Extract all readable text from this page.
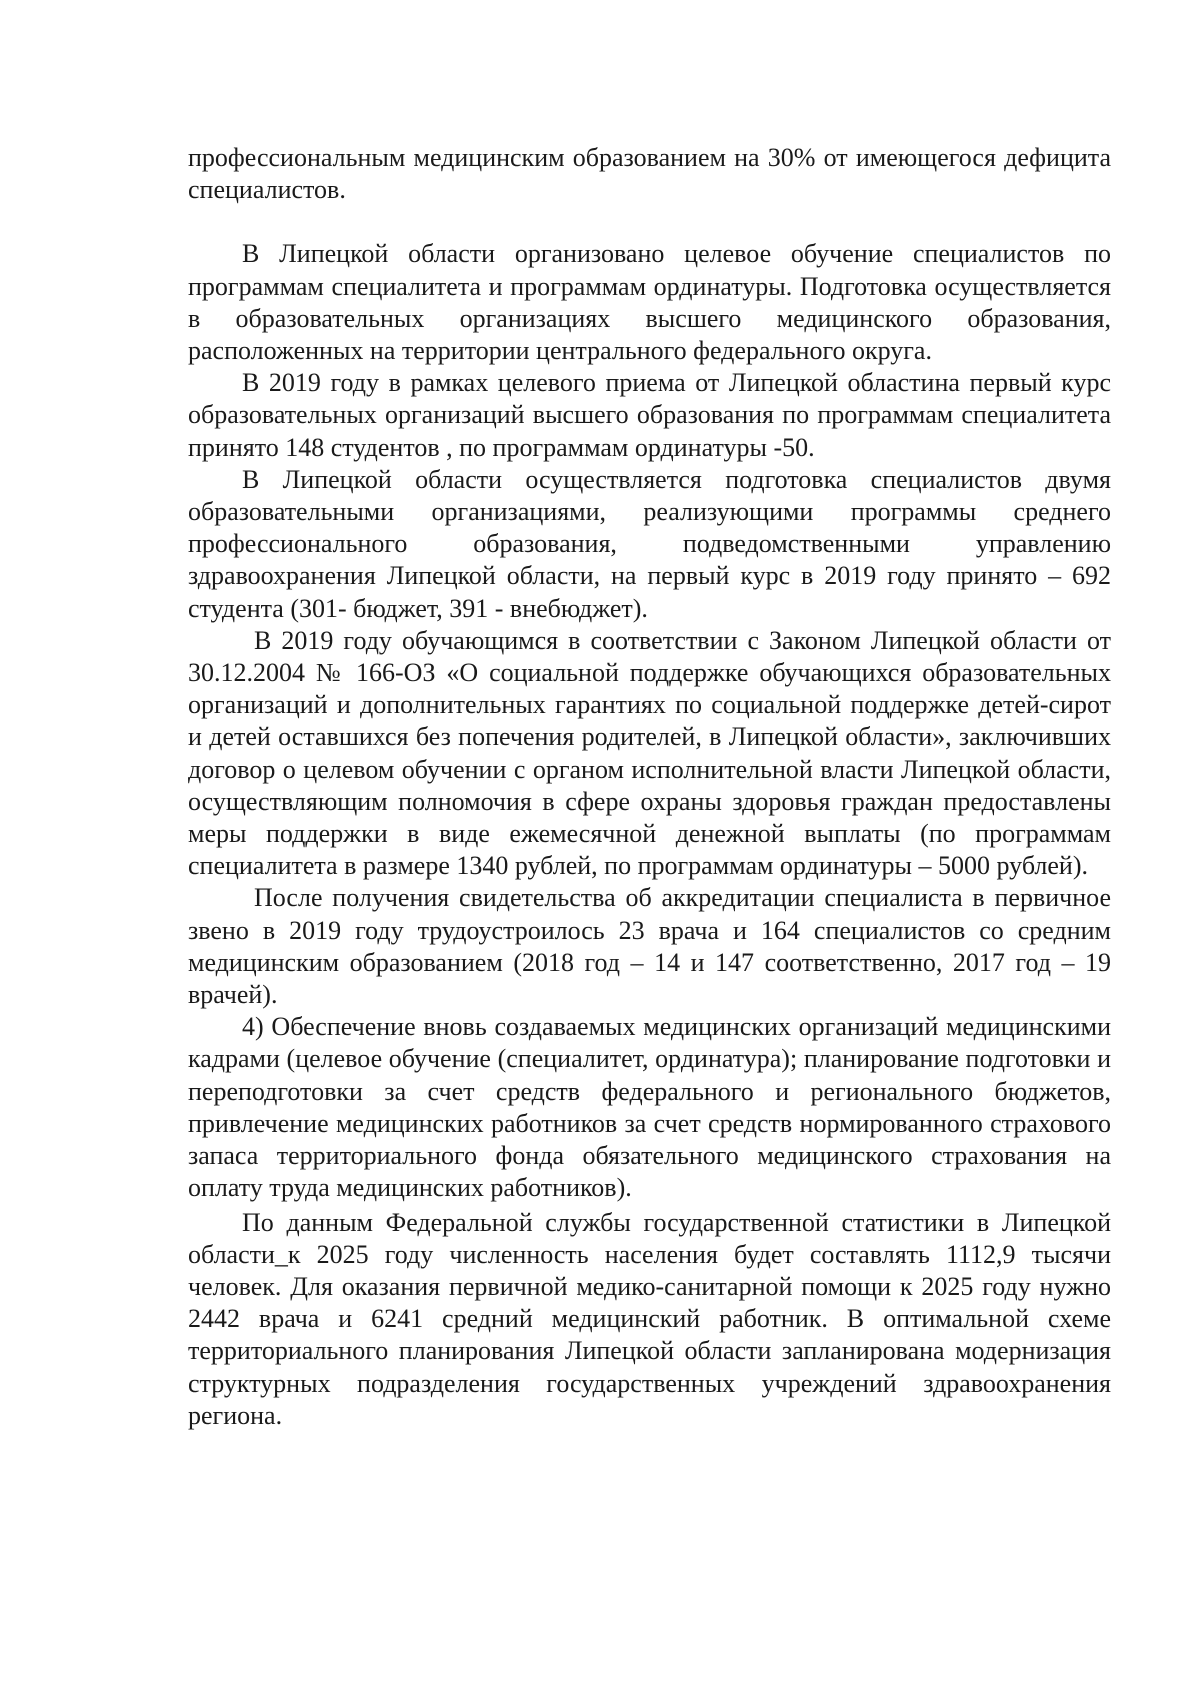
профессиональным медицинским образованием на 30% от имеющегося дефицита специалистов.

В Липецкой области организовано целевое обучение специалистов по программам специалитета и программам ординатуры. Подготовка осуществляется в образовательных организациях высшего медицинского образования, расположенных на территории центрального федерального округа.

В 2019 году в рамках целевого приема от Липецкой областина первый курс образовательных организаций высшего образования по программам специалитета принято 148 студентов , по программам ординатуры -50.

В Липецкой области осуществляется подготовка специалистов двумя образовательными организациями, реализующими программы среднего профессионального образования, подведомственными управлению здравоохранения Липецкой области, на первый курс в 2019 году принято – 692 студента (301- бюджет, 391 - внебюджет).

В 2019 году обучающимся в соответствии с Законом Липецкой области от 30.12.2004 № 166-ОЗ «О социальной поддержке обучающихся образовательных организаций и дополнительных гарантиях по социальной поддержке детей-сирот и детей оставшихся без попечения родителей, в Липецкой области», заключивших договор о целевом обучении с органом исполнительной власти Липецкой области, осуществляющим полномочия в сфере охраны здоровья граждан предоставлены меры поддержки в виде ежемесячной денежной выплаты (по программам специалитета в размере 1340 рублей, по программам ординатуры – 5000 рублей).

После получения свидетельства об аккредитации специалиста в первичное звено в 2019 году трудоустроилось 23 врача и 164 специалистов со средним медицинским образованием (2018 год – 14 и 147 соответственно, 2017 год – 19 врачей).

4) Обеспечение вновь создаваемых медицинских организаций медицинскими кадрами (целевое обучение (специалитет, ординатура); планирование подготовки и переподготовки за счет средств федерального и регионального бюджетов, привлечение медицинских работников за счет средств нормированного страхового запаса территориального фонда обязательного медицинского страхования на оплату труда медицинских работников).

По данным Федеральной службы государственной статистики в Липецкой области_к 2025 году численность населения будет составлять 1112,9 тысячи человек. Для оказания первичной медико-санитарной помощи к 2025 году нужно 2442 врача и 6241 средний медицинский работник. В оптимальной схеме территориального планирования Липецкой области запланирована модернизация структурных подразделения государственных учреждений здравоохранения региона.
• • • •
→ Given instruction
From the entries, copy out each line containing the word "образования".

→ Task result
В Липецкой области организовано целевое обучение специалистов по программам специалитета и программам ординатуры. Подготовка осуществляется в образовательных организациях высшего медицинского образования, расположенных на территории центрального федерального округа.
В 2019 году в рамках целевого приема от Липецкой областина первый курс образовательных организаций высшего образования по программам специалитета принято 148 студентов , по программам ординатуры -50.
В Липецкой области осуществляется подготовка специалистов двумя образовательными организациями, реализующими программы среднего профессионального образования, подведомственными управлению здравоохранения Липецкой области, на первый курс в 2019 году принято – 692 студента (301- бюджет, 391 - внебюджет).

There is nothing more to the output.